##### INPUT DATA #####
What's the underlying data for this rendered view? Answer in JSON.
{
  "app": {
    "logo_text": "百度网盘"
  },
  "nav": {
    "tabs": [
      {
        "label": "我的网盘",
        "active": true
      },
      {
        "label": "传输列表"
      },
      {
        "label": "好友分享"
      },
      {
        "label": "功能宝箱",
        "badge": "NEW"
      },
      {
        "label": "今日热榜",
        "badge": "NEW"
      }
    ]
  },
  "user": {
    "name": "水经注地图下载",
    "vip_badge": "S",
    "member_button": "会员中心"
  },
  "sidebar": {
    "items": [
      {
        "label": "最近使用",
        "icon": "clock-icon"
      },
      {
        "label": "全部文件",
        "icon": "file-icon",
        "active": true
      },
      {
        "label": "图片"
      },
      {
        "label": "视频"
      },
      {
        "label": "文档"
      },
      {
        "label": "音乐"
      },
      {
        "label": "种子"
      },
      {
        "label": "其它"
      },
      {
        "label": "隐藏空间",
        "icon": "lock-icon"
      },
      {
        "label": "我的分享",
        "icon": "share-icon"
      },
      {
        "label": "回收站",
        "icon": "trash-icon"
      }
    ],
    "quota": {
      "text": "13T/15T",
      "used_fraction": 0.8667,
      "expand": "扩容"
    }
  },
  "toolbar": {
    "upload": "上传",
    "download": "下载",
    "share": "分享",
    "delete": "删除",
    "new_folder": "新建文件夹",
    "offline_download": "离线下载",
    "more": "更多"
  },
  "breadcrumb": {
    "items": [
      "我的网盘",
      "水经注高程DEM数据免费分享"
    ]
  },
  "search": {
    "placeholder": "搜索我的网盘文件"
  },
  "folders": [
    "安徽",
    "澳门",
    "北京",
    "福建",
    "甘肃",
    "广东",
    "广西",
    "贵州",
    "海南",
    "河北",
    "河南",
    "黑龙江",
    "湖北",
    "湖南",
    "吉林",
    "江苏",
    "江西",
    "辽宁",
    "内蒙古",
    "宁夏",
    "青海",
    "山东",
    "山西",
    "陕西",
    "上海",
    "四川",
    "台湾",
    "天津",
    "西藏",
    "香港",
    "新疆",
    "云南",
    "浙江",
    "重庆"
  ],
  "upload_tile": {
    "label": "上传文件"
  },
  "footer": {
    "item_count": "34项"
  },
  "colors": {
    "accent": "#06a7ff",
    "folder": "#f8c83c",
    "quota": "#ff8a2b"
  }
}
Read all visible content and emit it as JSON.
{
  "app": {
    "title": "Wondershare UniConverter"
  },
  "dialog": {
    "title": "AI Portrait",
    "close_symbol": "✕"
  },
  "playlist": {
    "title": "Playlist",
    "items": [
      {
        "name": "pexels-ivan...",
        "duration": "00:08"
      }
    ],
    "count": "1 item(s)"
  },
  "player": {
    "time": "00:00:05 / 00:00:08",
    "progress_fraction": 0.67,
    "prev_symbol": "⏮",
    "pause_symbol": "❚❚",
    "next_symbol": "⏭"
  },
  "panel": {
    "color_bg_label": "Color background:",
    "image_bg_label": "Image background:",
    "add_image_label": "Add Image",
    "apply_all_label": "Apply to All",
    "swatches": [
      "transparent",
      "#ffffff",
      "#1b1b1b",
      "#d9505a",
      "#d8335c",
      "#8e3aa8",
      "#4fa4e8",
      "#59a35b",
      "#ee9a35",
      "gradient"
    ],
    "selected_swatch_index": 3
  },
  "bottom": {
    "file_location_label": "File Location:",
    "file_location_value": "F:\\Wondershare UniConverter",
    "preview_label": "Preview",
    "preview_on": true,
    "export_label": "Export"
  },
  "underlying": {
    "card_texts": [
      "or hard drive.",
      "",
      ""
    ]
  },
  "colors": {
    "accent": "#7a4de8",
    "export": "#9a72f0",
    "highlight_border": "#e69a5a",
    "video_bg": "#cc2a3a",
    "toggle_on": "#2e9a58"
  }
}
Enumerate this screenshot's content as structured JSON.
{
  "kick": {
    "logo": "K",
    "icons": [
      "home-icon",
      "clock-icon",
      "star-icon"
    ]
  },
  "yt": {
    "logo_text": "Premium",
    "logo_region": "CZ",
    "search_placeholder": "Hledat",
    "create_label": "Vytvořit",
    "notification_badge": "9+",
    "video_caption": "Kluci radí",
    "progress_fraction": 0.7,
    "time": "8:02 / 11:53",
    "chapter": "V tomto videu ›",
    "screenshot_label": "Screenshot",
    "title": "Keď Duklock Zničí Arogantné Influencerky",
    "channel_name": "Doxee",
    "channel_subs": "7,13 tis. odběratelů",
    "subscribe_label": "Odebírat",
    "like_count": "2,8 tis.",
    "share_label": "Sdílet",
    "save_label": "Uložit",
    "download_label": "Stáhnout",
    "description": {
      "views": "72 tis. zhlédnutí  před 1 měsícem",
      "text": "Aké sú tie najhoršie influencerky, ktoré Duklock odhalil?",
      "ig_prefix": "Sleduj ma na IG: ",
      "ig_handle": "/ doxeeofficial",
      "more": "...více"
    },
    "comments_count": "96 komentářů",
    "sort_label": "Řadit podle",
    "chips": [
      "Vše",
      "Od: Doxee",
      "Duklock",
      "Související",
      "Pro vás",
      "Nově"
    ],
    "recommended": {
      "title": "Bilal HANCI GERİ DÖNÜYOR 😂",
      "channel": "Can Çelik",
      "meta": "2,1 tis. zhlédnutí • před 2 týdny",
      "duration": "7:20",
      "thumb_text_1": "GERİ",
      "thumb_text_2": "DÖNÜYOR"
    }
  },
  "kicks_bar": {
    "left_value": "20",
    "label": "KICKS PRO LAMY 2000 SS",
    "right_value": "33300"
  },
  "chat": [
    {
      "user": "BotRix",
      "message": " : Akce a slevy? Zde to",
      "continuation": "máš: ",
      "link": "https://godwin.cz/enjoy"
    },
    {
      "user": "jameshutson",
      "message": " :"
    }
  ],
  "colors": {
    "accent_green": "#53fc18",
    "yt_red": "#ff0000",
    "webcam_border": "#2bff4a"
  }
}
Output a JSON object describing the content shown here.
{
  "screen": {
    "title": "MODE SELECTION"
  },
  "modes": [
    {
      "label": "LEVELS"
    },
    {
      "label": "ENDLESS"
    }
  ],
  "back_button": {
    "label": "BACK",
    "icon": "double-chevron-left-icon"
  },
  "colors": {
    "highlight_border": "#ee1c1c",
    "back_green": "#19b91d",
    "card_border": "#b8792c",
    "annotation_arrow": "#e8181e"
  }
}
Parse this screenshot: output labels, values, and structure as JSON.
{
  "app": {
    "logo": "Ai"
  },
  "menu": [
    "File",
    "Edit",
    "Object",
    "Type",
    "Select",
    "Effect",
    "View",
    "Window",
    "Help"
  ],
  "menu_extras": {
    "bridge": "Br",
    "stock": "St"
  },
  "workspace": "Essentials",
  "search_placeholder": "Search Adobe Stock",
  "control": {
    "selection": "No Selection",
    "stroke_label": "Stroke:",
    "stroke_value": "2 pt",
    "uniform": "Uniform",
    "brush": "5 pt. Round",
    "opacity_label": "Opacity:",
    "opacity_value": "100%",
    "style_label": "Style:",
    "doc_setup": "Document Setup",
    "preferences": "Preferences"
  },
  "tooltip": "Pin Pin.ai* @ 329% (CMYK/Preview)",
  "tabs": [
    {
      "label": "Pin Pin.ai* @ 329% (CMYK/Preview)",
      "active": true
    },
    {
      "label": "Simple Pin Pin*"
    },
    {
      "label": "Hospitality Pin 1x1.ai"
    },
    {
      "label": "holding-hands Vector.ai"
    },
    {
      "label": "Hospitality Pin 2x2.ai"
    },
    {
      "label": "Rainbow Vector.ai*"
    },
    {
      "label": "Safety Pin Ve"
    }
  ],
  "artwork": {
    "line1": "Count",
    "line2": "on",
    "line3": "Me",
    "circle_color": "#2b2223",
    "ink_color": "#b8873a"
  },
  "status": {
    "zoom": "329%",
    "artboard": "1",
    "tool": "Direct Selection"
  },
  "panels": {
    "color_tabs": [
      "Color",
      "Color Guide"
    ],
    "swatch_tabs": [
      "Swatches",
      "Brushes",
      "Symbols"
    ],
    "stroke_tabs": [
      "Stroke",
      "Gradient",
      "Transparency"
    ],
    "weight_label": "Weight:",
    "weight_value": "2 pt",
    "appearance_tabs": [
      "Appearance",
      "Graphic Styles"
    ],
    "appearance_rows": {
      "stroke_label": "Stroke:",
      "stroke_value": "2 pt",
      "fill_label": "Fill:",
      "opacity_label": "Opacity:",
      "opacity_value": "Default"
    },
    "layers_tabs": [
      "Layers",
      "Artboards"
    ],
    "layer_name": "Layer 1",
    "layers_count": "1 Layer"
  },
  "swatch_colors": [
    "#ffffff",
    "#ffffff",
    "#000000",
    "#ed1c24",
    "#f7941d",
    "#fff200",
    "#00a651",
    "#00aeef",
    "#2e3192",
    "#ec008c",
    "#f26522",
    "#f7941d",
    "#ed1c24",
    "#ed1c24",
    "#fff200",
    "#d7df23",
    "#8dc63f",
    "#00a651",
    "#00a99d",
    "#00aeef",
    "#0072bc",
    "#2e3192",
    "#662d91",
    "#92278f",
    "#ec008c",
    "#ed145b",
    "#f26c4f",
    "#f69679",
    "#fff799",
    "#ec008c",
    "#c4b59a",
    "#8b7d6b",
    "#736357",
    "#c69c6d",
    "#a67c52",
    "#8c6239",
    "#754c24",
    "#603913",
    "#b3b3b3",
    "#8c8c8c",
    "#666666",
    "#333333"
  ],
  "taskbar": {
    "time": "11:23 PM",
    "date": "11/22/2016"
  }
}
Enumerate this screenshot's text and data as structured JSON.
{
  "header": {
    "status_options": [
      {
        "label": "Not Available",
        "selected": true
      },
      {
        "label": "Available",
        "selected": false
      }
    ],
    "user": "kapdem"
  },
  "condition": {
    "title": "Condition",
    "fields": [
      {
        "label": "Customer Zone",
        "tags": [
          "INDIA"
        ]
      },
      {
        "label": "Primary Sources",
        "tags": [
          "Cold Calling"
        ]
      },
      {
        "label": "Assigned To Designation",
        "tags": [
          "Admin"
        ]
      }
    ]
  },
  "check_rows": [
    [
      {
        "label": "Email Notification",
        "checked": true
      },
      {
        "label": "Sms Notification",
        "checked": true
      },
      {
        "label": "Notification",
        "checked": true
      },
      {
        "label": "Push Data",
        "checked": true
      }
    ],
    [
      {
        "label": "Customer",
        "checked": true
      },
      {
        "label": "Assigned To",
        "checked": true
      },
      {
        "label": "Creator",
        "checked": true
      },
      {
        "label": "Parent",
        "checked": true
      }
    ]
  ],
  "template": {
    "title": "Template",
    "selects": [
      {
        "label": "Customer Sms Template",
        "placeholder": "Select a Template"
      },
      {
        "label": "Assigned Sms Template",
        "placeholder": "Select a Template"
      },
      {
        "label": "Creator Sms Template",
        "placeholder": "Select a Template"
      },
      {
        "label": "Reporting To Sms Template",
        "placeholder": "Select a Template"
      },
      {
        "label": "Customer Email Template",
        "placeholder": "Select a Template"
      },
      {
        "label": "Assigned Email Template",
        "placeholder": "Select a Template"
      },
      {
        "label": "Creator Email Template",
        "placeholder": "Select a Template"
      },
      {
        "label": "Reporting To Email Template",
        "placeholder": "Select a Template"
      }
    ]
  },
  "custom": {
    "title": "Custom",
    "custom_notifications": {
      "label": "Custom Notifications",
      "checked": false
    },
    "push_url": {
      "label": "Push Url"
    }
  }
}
#####
- _PROBLEM DESCRIPTION_
Scan the lines above for "Duklock", then copy every one that has it.

- _THE RESULT_
    "title": "Keď Duklock Zničí Arogantné Influencerky",
      "text": "Aké sú tie najhoršie influencerky, ktoré Duklock odhalil?",
      "Duklock",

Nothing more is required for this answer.